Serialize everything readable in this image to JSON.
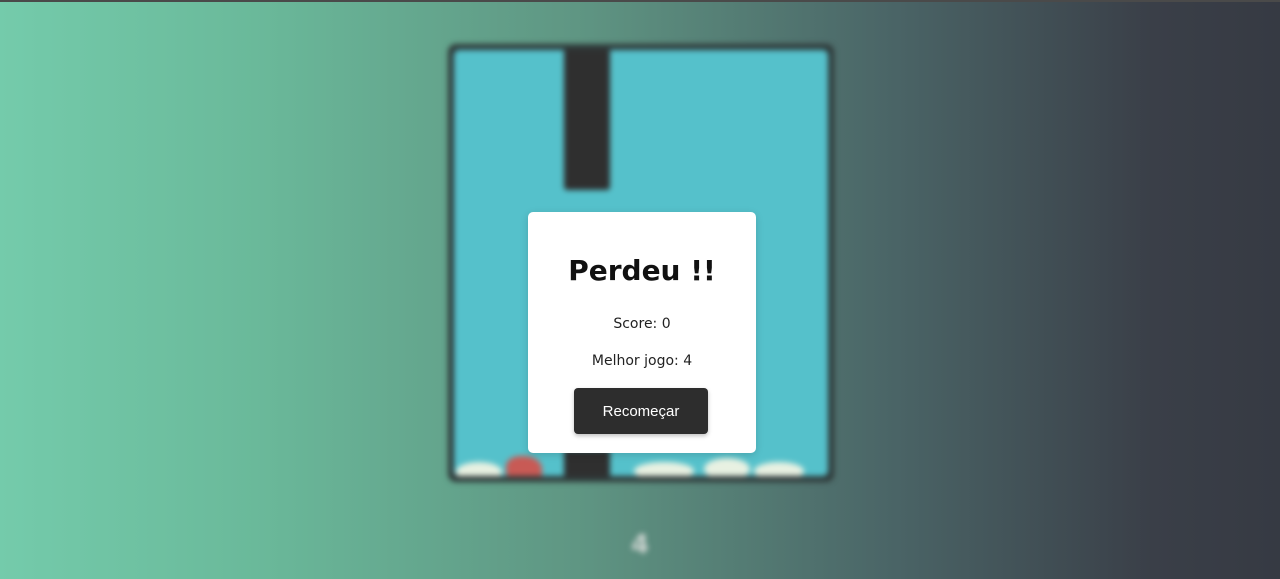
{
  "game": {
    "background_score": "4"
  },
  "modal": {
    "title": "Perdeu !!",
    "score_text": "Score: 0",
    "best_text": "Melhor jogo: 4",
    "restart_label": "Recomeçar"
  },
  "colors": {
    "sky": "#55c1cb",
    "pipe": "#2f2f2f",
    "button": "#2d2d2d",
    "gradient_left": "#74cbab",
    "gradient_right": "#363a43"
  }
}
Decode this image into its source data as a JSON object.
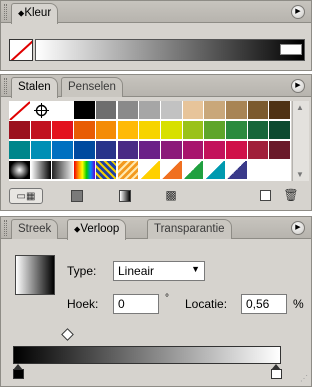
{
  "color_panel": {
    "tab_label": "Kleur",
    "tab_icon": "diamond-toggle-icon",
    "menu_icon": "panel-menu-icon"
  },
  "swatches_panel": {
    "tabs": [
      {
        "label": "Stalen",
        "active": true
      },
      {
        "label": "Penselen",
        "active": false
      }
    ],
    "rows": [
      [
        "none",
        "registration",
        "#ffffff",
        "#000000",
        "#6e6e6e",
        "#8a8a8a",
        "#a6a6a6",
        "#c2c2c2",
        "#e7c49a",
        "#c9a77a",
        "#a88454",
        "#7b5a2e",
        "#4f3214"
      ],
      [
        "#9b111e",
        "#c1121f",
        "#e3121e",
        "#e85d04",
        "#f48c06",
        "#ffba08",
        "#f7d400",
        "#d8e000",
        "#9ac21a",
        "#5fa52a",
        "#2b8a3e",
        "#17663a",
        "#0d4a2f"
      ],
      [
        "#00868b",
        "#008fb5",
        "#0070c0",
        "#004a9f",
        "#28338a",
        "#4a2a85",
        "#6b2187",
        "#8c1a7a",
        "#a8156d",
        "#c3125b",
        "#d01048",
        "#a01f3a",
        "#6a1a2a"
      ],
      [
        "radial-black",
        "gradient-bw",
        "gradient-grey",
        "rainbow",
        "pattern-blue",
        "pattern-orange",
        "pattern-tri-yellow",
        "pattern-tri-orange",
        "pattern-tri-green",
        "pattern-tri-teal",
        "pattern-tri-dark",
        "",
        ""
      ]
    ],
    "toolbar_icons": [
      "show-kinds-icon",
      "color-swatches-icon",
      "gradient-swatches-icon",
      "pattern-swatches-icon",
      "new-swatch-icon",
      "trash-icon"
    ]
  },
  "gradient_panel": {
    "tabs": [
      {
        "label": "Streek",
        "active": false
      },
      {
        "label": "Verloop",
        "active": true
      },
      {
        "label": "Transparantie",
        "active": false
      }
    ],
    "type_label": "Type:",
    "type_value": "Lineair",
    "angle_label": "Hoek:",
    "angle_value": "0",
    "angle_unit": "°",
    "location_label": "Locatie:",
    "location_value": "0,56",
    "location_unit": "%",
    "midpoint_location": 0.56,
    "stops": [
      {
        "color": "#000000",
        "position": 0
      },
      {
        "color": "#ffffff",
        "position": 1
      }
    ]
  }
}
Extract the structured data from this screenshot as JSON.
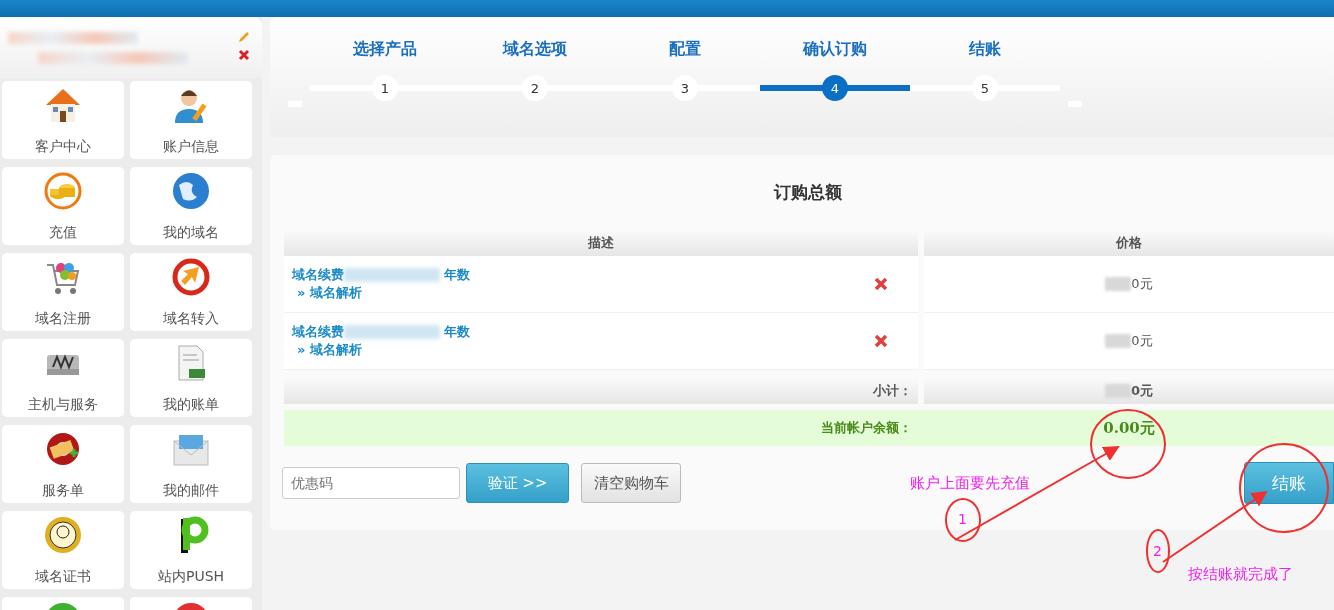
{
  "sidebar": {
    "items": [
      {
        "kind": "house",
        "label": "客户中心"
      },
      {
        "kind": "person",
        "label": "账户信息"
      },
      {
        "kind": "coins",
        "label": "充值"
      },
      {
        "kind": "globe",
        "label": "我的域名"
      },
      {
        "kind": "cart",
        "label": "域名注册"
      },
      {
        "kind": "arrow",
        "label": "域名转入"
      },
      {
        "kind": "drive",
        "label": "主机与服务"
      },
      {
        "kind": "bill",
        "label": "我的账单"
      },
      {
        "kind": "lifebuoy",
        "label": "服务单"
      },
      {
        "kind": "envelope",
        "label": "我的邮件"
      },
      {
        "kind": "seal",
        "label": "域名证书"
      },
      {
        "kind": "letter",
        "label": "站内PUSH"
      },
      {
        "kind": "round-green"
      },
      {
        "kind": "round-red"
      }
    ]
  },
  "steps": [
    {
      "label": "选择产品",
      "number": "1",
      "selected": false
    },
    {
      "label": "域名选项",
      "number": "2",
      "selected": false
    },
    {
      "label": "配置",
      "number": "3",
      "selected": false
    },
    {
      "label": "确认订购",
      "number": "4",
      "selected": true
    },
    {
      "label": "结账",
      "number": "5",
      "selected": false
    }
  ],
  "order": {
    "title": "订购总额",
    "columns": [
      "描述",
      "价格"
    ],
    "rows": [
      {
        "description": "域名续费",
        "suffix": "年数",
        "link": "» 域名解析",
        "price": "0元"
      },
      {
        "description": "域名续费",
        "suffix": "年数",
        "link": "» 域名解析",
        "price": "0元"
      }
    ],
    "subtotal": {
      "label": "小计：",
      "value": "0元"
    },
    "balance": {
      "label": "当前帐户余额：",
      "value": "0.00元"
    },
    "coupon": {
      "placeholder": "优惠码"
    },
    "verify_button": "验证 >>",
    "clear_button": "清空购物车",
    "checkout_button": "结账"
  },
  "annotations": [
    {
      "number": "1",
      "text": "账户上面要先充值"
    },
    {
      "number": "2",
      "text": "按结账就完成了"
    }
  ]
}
--
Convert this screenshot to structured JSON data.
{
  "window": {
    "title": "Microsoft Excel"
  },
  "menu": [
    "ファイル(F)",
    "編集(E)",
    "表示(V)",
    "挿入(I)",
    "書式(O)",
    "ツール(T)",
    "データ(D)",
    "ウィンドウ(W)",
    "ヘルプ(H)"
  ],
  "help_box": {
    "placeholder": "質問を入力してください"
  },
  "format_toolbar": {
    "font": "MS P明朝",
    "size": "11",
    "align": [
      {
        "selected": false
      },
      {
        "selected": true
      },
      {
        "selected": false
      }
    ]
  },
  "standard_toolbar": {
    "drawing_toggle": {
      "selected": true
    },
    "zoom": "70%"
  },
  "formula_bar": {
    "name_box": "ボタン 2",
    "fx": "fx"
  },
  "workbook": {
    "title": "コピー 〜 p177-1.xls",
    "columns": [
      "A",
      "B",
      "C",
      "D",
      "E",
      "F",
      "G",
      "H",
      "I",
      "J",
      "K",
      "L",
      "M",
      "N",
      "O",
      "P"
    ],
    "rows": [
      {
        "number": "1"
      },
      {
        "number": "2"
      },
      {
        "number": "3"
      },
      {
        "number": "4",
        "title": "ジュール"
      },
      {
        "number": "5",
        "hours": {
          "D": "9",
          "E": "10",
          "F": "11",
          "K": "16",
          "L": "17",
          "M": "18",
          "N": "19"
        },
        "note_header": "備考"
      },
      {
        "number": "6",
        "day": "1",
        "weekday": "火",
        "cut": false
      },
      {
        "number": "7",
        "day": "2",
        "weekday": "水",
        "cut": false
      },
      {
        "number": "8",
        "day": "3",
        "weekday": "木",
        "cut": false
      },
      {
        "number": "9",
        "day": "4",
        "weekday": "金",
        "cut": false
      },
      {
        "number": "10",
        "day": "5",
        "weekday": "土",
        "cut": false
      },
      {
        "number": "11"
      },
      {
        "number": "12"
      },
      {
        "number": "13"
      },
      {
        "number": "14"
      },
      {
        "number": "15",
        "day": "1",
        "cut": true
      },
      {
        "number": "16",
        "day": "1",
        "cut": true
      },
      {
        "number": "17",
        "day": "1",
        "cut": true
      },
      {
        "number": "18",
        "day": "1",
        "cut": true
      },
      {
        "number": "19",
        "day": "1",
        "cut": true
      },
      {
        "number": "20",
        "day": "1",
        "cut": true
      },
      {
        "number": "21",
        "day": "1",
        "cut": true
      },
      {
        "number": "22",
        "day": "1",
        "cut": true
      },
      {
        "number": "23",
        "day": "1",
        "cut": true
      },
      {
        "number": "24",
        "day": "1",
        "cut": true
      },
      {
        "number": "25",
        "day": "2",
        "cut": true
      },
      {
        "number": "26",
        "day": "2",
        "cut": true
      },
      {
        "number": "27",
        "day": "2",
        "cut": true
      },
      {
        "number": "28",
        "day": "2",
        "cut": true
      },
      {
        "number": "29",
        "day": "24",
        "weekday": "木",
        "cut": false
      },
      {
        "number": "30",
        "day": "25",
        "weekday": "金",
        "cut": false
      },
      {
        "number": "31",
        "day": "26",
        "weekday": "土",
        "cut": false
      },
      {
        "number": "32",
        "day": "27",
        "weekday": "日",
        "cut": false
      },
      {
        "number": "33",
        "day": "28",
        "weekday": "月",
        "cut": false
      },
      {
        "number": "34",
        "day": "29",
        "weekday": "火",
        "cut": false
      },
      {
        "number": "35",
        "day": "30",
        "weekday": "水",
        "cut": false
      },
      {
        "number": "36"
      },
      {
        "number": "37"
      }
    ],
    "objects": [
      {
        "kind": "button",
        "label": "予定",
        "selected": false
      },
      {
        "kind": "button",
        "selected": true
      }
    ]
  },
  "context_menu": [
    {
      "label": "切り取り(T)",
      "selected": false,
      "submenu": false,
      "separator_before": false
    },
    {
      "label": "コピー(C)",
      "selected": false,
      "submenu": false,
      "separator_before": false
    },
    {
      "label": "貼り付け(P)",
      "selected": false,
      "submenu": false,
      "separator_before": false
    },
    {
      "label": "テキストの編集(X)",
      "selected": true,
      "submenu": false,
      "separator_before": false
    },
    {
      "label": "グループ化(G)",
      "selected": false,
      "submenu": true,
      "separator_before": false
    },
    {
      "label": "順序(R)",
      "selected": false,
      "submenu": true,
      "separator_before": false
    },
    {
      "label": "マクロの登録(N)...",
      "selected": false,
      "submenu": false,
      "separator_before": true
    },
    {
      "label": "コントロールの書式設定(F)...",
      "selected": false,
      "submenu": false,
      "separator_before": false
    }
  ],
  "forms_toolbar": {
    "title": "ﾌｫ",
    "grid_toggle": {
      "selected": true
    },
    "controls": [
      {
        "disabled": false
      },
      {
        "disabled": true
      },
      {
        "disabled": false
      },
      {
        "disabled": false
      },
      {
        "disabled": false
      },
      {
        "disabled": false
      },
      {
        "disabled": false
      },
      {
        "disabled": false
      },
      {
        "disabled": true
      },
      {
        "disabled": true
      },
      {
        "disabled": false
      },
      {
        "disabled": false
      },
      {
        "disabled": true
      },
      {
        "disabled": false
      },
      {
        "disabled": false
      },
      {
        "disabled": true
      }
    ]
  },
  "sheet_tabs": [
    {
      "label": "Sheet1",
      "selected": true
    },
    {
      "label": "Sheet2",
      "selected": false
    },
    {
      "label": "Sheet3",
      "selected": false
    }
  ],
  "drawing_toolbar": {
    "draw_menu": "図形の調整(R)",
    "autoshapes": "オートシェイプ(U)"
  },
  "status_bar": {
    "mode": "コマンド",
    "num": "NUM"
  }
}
...
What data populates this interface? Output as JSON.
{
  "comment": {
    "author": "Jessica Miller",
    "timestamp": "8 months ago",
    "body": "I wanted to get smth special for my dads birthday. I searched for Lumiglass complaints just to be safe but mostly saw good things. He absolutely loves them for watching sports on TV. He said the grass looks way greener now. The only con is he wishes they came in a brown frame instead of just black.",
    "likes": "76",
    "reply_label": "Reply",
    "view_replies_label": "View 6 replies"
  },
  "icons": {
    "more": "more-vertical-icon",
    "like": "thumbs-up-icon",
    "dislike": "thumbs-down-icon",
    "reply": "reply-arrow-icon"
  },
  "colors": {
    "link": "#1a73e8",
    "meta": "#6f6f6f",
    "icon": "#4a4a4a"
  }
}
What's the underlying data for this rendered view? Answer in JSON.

#### PROBLEM DETAILS:
Using the entries shown above, reproduce verbatim the lines from the line bearing "What data populates" to the line bearing "What's the underlying", inclusive.

#### WRITTEN ANSWER:
What data populates this interface? Output as JSON.
{
  "comment": {
    "author": "Jessica Miller",
    "timestamp": "8 months ago",
    "body": "I wanted to get smth special for my dads birthday. I searched for Lumiglass complaints just to be safe but mostly saw good things. He absolutely loves them for watching sports on TV. He said the grass looks way greener now. The only con is he wishes they came in a brown frame instead of just black.",
    "likes": "76",
    "reply_label": "Reply",
    "view_replies_label": "View 6 replies"
  },
  "icons": {
    "more": "more-vertical-icon",
    "like": "thumbs-up-icon",
    "dislike": "thumbs-down-icon",
    "reply": "reply-arrow-icon"
  },
  "colors": {
    "link": "#1a73e8",
    "meta": "#6f6f6f",
    "icon": "#4a4a4a"
  }
}
What's the underlying data for this rendered view? Answer in JSON.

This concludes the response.